→ Task instructions
Set down the full listing exactly, character for character.

→ Records for the exercise
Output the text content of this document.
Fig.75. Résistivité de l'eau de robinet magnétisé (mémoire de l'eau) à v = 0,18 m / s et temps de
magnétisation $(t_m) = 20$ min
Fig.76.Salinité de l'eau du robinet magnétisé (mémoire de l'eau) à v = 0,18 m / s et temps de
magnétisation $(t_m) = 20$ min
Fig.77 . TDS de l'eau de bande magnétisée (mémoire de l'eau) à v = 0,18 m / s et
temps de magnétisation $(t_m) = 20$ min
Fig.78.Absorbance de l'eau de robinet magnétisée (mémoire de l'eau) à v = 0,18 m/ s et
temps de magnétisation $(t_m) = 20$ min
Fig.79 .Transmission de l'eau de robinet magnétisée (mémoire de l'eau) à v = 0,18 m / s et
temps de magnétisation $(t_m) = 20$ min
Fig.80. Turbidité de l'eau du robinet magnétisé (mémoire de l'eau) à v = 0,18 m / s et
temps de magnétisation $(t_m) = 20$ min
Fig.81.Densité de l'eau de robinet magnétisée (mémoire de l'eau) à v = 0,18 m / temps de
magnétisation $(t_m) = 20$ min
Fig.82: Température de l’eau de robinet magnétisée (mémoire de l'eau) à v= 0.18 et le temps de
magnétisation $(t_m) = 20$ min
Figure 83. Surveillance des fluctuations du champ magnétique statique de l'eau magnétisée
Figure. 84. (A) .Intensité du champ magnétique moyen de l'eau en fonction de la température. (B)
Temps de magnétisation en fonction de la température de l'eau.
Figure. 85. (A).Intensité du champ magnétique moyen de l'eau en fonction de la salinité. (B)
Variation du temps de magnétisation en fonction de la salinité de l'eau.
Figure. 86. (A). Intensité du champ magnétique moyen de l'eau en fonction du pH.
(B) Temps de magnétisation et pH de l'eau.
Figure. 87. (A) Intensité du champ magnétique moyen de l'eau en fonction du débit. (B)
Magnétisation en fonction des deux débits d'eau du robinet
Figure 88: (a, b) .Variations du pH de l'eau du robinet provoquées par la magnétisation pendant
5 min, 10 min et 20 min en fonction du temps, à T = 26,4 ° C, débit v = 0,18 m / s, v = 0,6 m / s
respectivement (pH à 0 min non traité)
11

→ Written answer
Output the text content of this document.
Fig.75. Résistivité de l'eau de robinet magnétisé (mémoire de l'eau) à v = 0,18 m / s et temps de
magnétisation $(t_m) = 20$ min
Fig.76.Salinité de l'eau du robinet magnétisé (mémoire de l'eau) à v = 0,18 m / s et temps de
magnétisation $(t_m) = 20$ min
Fig.77 . TDS de l'eau de bande magnétisée (mémoire de l'eau) à v = 0,18 m / s et
temps de magnétisation $(t_m) = 20$ min
Fig.78.Absorbance de l'eau de robinet magnétisée (mémoire de l'eau) à v = 0,18 m/ s et
temps de magnétisation $(t_m) = 20$ min
Fig.79 .Transmission de l'eau de robinet magnétisée (mémoire de l'eau) à v = 0,18 m / s et
temps de magnétisation $(t_m) = 20$ min
Fig.80. Turbidité de l'eau du robinet magnétisé (mémoire de l'eau) à v = 0,18 m / s et
temps de magnétisation $(t_m) = 20$ min
Fig.81.Densité de l'eau de robinet magnétisée (mémoire de l'eau) à v = 0,18 m / temps de
magnétisation $(t_m) = 20$ min
Fig.82: Température de l’eau de robinet magnétisée (mémoire de l'eau) à v= 0.18 et le temps de
magnétisation $(t_m) = 20$ min
Figure 83. Surveillance des fluctuations du champ magnétique statique de l'eau magnétisée
Figure. 84. (A) .Intensité du champ magnétique moyen de l'eau en fonction de la température. (B)
Temps de magnétisation en fonction de la température de l'eau.
Figure. 85. (A).Intensité du champ magnétique moyen de l'eau en fonction de la salinité. (B)
Variation du temps de magnétisation en fonction de la salinité de l'eau.
Figure. 86. (A). Intensité du champ magnétique moyen de l'eau en fonction du pH.
(B) Temps de magnétisation et pH de l'eau.
Figure. 87. (A) Intensité du champ magnétique moyen de l'eau en fonction du débit. (B)
Magnétisation en fonction des deux débits d'eau du robinet
Figure 88: (a, b) .Variations du pH de l'eau du robinet provoquées par la magnétisation pendant
5 min, 10 min et 20 min en fonction du temps, à T = 26,4 ° C, débit v = 0,18 m / s, v = 0,6 m / s
respectivement (pH à 0 min non traité)
11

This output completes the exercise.